===== Data =====

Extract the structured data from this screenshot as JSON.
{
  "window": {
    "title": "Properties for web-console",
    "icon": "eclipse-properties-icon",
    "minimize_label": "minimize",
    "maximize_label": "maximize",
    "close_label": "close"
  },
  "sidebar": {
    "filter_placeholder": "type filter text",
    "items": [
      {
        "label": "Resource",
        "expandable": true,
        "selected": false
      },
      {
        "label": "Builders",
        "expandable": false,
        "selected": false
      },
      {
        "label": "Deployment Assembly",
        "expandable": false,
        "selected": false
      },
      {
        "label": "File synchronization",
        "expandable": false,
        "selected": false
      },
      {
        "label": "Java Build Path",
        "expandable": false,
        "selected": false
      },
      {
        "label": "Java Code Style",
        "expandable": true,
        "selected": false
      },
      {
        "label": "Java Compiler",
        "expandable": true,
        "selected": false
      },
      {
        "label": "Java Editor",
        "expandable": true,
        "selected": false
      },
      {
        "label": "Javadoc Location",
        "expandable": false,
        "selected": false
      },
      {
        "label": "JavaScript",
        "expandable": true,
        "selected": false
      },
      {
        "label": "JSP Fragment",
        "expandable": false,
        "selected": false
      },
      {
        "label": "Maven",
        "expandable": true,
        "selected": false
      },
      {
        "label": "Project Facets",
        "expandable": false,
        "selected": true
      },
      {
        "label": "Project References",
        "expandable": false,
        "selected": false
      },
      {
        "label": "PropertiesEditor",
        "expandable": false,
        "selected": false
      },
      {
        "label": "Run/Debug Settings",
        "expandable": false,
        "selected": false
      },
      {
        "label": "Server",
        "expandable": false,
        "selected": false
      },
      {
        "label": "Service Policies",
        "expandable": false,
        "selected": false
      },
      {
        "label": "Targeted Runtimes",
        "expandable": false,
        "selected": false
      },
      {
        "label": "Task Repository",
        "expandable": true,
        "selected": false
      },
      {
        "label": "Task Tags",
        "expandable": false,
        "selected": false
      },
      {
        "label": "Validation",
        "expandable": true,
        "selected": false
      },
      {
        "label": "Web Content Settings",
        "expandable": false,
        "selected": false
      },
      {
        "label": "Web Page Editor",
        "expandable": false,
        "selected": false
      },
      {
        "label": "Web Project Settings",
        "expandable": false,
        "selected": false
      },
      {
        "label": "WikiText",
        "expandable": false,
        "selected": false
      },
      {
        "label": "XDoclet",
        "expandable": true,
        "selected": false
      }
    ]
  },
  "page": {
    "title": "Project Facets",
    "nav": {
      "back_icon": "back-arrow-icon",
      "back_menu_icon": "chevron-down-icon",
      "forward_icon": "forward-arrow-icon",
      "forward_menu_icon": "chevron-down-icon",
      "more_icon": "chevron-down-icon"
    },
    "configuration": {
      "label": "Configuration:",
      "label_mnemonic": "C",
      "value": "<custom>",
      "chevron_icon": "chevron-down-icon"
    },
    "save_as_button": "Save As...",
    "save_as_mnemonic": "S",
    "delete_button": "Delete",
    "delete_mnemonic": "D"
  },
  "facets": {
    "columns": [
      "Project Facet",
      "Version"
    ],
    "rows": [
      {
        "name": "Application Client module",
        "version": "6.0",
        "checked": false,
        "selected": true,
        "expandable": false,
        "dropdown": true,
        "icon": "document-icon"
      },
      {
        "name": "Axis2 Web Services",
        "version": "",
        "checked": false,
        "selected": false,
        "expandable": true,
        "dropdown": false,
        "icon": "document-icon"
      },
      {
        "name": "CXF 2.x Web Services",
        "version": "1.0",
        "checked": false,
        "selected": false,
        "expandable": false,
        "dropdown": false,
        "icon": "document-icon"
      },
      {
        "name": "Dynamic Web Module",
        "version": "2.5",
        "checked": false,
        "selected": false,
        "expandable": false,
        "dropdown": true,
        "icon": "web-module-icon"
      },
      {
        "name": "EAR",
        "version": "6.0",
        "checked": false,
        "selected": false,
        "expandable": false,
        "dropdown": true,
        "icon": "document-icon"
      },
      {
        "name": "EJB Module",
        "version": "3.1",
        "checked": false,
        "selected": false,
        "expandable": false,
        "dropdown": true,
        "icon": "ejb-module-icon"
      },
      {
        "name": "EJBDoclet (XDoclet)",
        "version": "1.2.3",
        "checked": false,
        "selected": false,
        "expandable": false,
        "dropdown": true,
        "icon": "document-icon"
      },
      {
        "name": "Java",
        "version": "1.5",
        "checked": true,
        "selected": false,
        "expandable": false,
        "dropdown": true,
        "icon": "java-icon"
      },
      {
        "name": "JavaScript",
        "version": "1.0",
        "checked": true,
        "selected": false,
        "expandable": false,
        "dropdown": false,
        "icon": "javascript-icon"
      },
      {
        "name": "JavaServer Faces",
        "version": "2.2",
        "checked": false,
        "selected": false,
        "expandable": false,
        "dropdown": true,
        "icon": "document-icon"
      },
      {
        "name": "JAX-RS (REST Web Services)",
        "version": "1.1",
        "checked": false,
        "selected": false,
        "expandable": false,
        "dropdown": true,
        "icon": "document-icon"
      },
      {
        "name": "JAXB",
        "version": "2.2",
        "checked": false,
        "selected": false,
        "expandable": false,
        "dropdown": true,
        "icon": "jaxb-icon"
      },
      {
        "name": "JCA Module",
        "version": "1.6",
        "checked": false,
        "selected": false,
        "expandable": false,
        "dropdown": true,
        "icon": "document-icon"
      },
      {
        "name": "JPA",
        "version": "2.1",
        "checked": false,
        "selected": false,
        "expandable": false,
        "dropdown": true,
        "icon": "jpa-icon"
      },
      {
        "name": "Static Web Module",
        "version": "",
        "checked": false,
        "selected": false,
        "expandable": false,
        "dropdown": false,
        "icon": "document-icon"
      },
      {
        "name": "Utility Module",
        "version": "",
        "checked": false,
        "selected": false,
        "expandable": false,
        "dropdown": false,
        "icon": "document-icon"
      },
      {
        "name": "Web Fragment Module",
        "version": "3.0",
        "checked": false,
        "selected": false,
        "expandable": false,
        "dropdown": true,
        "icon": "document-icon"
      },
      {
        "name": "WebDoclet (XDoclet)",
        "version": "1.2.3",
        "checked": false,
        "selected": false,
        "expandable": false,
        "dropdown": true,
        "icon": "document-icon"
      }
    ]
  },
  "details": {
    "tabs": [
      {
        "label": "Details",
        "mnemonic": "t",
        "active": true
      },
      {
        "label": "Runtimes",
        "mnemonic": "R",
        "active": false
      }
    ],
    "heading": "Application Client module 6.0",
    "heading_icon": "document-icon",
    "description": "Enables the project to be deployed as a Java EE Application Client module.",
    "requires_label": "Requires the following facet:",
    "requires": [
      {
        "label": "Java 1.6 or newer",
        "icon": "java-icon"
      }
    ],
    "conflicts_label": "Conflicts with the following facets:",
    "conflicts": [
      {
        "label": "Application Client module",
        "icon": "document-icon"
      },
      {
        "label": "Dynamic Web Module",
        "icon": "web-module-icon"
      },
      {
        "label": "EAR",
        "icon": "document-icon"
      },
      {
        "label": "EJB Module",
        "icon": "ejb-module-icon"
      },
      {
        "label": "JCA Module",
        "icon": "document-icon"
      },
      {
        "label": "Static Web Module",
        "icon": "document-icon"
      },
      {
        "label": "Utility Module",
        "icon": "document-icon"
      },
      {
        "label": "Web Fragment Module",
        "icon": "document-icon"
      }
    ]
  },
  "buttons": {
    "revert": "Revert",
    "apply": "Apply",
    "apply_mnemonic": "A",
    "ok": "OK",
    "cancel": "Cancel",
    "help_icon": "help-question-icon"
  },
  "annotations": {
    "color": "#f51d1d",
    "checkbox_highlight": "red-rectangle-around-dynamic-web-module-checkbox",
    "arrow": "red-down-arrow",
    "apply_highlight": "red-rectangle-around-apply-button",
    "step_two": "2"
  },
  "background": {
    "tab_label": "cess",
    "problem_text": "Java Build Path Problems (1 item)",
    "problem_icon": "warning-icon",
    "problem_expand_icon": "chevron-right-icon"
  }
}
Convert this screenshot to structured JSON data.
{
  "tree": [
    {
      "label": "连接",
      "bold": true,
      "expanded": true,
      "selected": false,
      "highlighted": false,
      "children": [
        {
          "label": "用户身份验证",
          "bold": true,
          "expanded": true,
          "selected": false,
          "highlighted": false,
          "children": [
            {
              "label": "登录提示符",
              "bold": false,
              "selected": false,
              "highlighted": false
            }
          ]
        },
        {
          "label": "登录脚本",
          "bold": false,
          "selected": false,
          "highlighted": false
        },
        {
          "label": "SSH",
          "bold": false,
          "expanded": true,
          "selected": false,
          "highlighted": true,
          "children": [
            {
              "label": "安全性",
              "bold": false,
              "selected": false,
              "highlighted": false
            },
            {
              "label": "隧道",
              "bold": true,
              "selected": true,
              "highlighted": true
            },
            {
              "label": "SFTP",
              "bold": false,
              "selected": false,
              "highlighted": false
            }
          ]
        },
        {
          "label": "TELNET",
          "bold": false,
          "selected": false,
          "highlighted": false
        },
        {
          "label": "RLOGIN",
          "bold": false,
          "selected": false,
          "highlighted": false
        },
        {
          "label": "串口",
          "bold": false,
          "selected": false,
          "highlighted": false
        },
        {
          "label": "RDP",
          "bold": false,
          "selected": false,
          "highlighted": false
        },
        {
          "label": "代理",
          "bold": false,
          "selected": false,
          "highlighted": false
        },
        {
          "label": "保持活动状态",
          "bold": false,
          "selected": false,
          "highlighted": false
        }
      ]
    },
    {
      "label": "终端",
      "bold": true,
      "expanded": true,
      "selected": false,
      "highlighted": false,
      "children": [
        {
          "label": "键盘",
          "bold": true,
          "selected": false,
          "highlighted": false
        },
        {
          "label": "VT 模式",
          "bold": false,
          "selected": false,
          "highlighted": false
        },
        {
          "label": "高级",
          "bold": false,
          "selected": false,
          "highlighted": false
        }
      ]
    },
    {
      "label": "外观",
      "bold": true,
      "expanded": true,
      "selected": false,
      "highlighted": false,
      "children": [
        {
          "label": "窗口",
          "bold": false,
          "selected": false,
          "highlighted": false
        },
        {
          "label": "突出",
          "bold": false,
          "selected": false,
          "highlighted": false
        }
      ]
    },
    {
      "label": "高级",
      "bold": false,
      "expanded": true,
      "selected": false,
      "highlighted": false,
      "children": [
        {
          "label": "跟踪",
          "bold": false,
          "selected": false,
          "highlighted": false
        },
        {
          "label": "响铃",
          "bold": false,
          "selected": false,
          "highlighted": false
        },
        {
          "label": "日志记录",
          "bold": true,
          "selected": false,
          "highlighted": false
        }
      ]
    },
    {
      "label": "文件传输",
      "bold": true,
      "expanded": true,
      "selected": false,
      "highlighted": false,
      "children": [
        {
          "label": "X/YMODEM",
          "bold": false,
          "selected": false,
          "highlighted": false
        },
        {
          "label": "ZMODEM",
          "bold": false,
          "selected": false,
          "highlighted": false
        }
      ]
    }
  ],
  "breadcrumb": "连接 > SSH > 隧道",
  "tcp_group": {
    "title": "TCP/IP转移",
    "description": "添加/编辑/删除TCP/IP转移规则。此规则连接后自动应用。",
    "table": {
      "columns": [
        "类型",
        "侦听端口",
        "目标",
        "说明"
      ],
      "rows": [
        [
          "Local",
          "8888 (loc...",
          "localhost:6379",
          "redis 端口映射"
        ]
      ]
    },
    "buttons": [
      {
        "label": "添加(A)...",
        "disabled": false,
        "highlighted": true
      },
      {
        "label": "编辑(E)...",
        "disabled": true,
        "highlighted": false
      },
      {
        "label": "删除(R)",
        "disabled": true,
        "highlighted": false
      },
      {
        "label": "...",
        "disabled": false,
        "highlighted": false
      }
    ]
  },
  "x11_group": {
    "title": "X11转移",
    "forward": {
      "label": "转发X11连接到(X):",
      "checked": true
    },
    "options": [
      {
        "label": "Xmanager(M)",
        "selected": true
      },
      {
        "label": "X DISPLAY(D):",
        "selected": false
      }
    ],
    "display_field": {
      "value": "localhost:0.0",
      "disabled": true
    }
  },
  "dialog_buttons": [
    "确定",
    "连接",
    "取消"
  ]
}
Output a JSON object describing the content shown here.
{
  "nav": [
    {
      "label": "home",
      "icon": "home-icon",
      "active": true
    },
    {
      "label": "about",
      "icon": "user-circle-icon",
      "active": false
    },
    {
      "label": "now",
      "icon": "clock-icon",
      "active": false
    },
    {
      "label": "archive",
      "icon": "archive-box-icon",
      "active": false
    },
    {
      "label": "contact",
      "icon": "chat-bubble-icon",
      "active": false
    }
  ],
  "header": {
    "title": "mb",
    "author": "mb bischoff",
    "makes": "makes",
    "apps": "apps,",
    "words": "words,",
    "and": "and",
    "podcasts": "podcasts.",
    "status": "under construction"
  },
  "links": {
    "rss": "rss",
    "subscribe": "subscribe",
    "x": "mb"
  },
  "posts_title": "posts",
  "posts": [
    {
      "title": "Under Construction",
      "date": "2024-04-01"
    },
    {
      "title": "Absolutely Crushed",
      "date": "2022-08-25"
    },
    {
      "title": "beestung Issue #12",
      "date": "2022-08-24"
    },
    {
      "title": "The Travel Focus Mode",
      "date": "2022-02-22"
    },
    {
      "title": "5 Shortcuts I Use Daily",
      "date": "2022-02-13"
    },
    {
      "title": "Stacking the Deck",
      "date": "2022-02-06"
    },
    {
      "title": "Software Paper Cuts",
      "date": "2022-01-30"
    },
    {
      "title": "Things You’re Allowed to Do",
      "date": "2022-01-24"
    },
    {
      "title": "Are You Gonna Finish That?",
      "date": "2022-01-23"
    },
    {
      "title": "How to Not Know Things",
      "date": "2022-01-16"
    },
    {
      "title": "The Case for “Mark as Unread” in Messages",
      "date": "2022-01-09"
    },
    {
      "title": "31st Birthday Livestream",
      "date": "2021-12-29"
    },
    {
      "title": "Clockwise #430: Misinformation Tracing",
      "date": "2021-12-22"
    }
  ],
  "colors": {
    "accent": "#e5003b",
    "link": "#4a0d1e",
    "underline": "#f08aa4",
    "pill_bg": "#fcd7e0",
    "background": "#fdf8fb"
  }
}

=====

- _Task brief_
Select and copy every line from the records that includes the word "Utility".

- _Solution to this exercise_
        "name": "Utility Module",
        "label": "Utility Module",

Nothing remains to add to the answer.